## What you need to do
Each line of the listing that contains the word "name" is to be copied.

## Stored records
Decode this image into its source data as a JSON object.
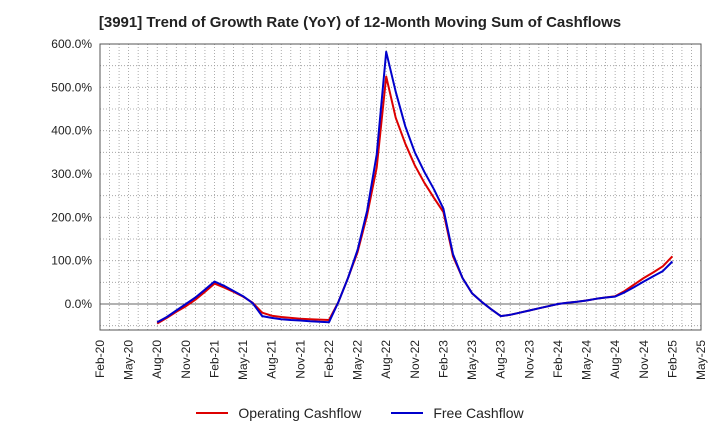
{
  "chart_data": {
    "type": "line",
    "title": "[3991]  Trend of Growth Rate (YoY) of 12-Month Moving Sum of Cashflows",
    "xlabel": "",
    "ylabel": "",
    "x_tick_labels": [
      "Feb-20",
      "May-20",
      "Aug-20",
      "Nov-20",
      "Feb-21",
      "May-21",
      "Aug-21",
      "Nov-21",
      "Feb-22",
      "May-22",
      "Aug-22",
      "Nov-22",
      "Feb-23",
      "May-23",
      "Aug-23",
      "Nov-23",
      "Feb-24",
      "May-24",
      "Aug-24",
      "Nov-24",
      "Feb-25",
      "May-25"
    ],
    "y_tick_labels": [
      "0.0%",
      "100.0%",
      "200.0%",
      "300.0%",
      "400.0%",
      "500.0%",
      "600.0%"
    ],
    "y_ticks": [
      0,
      100,
      200,
      300,
      400,
      500,
      600
    ],
    "ylim": [
      -60,
      600
    ],
    "x_range": [
      "2020-02",
      "2025-05"
    ],
    "grid": true,
    "legend_position": "bottom",
    "x": [
      "2020-08",
      "2020-09",
      "2020-10",
      "2020-11",
      "2020-12",
      "2021-01",
      "2021-02",
      "2021-03",
      "2021-04",
      "2021-05",
      "2021-06",
      "2021-07",
      "2021-08",
      "2021-09",
      "2021-10",
      "2021-11",
      "2021-12",
      "2022-01",
      "2022-02",
      "2022-03",
      "2022-04",
      "2022-05",
      "2022-06",
      "2022-07",
      "2022-08",
      "2022-09",
      "2022-10",
      "2022-11",
      "2022-12",
      "2023-01",
      "2023-02",
      "2023-03",
      "2023-04",
      "2023-05",
      "2023-06",
      "2023-07",
      "2023-08",
      "2023-09",
      "2023-10",
      "2023-11",
      "2023-12",
      "2024-01",
      "2024-02",
      "2024-03",
      "2024-04",
      "2024-05",
      "2024-06",
      "2024-07",
      "2024-08",
      "2024-09",
      "2024-10",
      "2024-11",
      "2024-12",
      "2025-01",
      "2025-02"
    ],
    "series": [
      {
        "name": "Operating Cashflow",
        "color": "#dd0000",
        "values": [
          -45,
          -32,
          -18,
          -5,
          10,
          28,
          47,
          38,
          28,
          17,
          3,
          -20,
          -27,
          -30,
          -32,
          -34,
          -35,
          -36,
          -37,
          5,
          60,
          120,
          205,
          315,
          525,
          430,
          370,
          320,
          280,
          245,
          212,
          110,
          60,
          25,
          5,
          -12,
          -28,
          -25,
          -20,
          -15,
          -10,
          -5,
          0,
          3,
          5,
          8,
          12,
          15,
          18,
          30,
          45,
          60,
          73,
          87,
          110
        ]
      },
      {
        "name": "Free Cashflow",
        "color": "#0000cc",
        "values": [
          -42,
          -30,
          -15,
          0,
          15,
          33,
          52,
          42,
          30,
          18,
          2,
          -28,
          -32,
          -35,
          -37,
          -38,
          -40,
          -41,
          -42,
          5,
          60,
          125,
          215,
          345,
          582,
          490,
          410,
          350,
          305,
          265,
          220,
          115,
          60,
          25,
          5,
          -12,
          -28,
          -25,
          -20,
          -15,
          -10,
          -5,
          0,
          3,
          5,
          8,
          12,
          15,
          17,
          27,
          39,
          52,
          64,
          76,
          98
        ]
      }
    ]
  }
}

## Exercise response
        "name": "Operating Cashflow",
        "name": "Free Cashflow",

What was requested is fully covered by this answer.